Stated goal:
In the entries below, identify every line with the string "Хөдөлгүүрийн" and copy it.

(Entries taken from a collection)
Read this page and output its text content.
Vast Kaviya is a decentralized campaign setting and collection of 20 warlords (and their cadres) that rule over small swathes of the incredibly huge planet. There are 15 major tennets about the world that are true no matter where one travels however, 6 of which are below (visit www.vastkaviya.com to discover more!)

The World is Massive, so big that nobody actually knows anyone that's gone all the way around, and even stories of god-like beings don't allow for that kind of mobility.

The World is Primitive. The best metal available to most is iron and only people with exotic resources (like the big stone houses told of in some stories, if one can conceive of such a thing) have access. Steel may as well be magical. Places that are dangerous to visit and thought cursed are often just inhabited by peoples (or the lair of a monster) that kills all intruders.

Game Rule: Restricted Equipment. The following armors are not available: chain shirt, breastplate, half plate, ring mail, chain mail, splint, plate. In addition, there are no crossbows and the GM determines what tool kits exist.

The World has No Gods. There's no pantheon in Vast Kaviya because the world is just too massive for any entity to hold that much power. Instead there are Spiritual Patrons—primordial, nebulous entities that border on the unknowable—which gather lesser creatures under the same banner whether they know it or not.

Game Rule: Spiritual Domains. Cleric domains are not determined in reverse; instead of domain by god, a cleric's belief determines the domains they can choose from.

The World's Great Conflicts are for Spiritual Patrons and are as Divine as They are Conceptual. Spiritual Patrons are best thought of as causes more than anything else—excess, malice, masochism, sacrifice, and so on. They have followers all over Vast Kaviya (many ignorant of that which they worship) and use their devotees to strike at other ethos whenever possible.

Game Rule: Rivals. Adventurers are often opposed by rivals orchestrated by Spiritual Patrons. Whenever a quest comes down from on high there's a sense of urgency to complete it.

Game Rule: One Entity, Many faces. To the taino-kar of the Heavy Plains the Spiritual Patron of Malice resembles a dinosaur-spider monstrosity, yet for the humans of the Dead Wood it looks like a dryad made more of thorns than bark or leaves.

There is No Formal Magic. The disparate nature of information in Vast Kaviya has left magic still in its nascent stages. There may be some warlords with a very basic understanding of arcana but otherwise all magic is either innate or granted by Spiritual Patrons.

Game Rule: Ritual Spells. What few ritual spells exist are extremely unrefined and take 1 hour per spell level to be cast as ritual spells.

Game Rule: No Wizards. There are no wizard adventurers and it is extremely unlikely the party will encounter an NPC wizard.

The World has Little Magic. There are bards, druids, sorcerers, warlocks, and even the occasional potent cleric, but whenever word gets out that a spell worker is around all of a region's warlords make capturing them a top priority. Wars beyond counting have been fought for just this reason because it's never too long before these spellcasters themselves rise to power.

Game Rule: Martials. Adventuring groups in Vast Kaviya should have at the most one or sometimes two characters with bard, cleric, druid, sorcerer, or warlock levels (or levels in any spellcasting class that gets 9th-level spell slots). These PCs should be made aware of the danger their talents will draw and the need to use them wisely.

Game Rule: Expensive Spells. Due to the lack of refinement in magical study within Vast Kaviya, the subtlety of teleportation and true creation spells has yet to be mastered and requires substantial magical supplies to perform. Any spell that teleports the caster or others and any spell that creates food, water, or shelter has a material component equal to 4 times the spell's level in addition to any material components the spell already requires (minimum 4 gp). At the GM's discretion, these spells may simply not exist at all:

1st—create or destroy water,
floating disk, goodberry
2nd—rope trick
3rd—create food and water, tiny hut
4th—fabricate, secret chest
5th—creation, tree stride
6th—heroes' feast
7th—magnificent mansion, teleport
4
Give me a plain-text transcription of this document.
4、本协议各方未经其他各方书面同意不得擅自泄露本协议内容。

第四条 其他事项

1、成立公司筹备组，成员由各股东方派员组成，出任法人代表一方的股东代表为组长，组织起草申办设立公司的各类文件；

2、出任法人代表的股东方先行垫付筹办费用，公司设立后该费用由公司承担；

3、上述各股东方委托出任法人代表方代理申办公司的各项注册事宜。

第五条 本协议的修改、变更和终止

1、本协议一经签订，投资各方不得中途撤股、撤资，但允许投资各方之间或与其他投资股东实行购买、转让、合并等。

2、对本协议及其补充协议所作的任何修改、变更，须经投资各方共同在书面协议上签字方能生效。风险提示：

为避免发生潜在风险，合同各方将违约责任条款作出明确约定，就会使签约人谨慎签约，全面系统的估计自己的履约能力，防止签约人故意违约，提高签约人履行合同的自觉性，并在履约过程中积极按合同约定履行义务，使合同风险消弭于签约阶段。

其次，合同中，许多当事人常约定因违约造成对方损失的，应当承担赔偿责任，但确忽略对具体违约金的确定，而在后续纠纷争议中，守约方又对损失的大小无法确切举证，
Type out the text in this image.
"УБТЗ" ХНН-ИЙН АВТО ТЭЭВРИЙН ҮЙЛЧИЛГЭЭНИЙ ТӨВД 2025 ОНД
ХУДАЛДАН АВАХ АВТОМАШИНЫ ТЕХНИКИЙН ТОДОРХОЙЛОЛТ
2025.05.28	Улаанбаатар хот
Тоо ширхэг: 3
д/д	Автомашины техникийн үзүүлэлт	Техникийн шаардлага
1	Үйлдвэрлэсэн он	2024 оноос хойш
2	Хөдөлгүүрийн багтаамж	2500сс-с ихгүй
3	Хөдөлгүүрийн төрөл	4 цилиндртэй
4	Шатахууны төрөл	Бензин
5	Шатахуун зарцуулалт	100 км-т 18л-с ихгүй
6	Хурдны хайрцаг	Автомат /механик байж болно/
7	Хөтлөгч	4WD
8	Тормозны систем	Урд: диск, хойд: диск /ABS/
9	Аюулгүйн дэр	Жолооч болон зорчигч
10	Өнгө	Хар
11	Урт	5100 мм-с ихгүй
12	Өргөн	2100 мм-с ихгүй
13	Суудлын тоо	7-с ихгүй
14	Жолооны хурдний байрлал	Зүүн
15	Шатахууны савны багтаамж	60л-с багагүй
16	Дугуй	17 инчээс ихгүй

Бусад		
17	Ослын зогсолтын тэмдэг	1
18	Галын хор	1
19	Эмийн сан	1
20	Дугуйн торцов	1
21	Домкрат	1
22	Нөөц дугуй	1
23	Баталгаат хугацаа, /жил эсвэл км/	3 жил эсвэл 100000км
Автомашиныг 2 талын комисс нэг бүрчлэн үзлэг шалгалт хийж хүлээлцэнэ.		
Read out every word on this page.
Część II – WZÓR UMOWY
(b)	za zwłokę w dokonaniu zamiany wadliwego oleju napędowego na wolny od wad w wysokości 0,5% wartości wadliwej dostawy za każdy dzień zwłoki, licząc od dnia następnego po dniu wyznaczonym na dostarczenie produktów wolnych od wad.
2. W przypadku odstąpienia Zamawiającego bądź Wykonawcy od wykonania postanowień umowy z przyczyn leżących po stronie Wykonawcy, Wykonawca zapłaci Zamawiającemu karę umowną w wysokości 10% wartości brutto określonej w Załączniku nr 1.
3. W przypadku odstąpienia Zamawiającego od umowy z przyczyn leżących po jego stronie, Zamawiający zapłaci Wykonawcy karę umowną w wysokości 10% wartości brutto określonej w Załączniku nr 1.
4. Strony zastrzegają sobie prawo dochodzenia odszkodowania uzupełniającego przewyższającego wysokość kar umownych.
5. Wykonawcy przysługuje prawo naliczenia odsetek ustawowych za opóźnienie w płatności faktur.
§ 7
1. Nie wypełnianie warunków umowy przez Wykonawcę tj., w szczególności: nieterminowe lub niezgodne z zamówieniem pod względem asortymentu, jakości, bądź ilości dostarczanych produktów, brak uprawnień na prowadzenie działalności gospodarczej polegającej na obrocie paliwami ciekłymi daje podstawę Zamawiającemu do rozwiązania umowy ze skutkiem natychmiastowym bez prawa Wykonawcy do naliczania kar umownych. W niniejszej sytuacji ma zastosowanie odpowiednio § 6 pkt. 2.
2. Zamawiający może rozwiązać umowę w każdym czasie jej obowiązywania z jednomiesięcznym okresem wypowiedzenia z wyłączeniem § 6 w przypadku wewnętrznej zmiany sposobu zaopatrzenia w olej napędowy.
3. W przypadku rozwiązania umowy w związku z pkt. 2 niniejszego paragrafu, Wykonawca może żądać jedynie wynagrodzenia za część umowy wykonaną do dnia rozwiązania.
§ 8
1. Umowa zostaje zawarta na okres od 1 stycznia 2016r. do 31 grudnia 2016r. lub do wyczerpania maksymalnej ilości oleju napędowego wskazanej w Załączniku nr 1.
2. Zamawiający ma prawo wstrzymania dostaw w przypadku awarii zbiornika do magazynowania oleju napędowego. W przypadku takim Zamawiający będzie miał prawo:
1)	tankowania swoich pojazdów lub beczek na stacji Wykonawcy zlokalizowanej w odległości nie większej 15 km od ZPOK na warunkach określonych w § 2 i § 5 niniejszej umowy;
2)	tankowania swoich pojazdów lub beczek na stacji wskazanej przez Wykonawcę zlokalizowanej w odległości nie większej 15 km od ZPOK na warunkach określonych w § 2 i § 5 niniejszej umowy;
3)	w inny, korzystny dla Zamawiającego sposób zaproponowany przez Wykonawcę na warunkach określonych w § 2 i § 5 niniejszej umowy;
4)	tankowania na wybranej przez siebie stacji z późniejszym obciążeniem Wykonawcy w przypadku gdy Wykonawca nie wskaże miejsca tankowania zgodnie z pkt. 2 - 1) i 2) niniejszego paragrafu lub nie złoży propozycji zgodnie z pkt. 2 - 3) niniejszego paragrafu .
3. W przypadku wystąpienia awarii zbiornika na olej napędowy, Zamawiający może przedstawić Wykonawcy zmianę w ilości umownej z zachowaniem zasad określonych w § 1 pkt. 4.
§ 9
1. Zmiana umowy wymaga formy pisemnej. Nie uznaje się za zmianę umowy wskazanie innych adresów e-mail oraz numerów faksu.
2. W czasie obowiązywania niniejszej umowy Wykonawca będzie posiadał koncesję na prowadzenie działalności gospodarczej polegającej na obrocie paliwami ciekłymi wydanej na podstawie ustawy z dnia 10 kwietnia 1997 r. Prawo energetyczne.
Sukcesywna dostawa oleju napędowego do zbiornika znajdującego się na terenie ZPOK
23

Response to this exercise:
2	Хөдөлгүүрийн багтаамж	2500сс-с ихгүй
3	Хөдөлгүүрийн төрөл	4 цилиндртэй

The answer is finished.